**SET TASK**
Collect each line of the entries that holds the string "name".

___

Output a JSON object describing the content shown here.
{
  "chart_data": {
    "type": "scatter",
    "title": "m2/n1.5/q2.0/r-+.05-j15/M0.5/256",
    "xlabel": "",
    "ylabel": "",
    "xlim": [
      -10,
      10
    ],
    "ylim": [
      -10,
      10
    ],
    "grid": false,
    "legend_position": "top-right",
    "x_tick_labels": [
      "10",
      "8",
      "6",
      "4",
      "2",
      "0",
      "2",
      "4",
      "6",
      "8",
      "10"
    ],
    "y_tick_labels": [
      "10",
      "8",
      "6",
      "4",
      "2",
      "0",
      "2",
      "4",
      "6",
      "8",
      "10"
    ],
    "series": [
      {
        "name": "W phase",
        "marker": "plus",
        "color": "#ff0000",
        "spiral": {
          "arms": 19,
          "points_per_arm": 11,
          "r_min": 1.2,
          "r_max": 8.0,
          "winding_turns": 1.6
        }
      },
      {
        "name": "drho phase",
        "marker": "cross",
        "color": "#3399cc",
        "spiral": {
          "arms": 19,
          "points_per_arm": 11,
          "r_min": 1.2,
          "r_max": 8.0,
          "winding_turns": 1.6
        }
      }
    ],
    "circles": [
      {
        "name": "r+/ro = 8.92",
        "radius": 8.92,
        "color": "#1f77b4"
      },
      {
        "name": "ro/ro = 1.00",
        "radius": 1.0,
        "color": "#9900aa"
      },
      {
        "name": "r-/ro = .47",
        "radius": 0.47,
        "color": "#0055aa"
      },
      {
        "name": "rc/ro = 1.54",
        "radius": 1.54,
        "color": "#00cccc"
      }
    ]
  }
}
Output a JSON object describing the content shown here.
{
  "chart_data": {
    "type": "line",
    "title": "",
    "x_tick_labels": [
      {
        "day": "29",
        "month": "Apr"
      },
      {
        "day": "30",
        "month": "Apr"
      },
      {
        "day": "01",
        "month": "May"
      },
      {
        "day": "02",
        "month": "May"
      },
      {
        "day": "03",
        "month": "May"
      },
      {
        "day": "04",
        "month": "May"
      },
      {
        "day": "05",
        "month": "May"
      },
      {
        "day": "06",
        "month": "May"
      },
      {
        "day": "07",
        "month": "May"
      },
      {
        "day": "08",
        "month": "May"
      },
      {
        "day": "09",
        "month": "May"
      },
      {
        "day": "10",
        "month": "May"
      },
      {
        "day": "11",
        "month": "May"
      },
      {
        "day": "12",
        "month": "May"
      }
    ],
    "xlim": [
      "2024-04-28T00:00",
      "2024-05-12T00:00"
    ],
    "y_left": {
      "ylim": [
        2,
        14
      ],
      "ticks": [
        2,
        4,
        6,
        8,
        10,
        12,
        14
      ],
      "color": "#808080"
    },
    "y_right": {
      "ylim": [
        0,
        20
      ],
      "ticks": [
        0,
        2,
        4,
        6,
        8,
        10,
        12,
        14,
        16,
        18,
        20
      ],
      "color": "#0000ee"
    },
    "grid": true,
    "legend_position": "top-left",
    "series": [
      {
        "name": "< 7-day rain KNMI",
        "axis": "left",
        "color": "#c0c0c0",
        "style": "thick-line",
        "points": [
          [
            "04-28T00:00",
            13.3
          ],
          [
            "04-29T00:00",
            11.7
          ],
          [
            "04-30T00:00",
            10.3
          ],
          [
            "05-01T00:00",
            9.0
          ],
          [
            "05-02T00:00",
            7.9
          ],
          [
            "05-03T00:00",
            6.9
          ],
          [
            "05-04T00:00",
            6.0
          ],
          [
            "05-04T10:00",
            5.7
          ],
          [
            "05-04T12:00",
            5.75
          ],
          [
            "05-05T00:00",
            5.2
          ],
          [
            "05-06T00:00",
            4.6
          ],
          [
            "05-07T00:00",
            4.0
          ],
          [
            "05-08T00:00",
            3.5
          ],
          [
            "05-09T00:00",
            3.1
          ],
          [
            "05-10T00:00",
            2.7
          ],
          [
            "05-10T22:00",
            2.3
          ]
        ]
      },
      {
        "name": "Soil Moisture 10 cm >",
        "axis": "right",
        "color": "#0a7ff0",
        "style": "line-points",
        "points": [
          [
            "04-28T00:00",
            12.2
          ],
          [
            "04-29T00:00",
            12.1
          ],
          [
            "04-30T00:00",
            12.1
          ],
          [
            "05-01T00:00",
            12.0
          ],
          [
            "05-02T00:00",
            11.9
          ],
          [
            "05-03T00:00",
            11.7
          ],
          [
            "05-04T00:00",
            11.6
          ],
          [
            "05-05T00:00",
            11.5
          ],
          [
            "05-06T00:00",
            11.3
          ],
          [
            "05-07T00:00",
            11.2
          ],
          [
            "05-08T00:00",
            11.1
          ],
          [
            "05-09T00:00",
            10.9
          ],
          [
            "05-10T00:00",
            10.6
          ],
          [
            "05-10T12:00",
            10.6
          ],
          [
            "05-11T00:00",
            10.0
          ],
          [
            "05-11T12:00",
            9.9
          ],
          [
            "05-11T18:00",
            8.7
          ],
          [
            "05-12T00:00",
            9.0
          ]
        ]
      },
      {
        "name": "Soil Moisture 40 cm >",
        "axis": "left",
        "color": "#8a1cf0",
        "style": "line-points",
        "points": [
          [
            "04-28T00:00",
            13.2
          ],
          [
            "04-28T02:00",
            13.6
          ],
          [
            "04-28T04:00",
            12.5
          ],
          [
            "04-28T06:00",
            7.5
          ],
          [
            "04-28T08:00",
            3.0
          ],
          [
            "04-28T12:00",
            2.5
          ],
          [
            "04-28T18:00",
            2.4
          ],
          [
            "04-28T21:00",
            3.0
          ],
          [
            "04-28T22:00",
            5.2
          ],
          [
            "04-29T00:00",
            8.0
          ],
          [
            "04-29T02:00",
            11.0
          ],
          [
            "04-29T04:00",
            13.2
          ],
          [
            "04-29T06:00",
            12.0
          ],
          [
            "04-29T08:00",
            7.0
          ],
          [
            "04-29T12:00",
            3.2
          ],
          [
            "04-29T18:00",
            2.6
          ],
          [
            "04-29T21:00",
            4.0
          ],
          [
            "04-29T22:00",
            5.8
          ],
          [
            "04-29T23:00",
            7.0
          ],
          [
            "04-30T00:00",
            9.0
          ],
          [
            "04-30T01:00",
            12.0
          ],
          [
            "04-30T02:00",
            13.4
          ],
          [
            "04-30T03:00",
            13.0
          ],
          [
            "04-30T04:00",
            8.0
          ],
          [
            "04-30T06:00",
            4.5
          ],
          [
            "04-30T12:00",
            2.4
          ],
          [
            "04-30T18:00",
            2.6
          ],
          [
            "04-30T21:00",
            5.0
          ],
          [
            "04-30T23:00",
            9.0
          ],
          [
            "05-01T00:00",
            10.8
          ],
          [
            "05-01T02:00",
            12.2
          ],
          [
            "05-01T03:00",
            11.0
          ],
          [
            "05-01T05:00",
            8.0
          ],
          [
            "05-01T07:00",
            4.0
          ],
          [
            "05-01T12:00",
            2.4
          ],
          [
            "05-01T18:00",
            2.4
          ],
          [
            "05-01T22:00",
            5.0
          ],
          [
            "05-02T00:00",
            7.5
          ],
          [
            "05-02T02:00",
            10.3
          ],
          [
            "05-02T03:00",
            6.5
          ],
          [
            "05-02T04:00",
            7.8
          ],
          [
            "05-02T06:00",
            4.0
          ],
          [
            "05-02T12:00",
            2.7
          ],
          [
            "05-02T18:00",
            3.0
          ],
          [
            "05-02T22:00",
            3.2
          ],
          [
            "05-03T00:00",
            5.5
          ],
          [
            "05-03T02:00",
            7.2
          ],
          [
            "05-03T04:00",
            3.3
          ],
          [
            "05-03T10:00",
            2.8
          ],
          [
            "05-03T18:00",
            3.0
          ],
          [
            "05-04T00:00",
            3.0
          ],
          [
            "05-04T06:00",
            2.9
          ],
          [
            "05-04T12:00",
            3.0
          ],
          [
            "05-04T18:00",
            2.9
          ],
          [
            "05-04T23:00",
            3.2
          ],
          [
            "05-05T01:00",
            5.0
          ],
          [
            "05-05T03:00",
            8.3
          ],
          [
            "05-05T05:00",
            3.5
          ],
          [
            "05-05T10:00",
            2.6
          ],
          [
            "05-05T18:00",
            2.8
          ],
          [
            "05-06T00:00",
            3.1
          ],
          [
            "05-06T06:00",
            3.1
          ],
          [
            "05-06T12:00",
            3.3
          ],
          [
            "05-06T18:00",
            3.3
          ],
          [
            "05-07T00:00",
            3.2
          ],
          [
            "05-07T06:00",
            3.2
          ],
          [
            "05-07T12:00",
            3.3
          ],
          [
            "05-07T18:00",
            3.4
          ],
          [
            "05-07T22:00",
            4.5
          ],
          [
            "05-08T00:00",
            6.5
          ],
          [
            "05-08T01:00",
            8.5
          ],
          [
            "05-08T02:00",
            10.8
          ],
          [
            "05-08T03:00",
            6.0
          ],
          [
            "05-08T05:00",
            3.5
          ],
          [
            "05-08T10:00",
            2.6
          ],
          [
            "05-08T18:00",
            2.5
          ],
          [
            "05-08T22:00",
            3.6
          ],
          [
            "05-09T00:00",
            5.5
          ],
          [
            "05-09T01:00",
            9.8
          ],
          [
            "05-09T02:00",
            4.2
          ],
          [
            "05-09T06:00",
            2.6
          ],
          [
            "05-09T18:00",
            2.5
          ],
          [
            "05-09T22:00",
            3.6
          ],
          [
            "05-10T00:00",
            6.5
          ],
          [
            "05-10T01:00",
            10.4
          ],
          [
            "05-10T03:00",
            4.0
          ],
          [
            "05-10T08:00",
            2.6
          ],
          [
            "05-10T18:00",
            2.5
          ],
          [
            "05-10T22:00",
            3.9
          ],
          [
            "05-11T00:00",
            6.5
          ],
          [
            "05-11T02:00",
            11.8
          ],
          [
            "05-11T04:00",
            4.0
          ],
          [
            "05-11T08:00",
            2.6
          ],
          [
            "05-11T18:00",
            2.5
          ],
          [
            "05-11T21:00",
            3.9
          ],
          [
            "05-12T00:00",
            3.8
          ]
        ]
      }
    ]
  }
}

___

**OUTPUT OF THE TASK**
        "name": "W phase",
        "name": "drho phase",
        "name": "r+/ro = 8.92",
        "name": "ro/ro = 1.00",
        "name": "r-/ro = .47",
        "name": "rc/ro = 1.54",
        "name": "< 7-day rain KNMI",
        "name": "Soil Moisture 10 cm >",
        "name": "Soil Moisture 40 cm >",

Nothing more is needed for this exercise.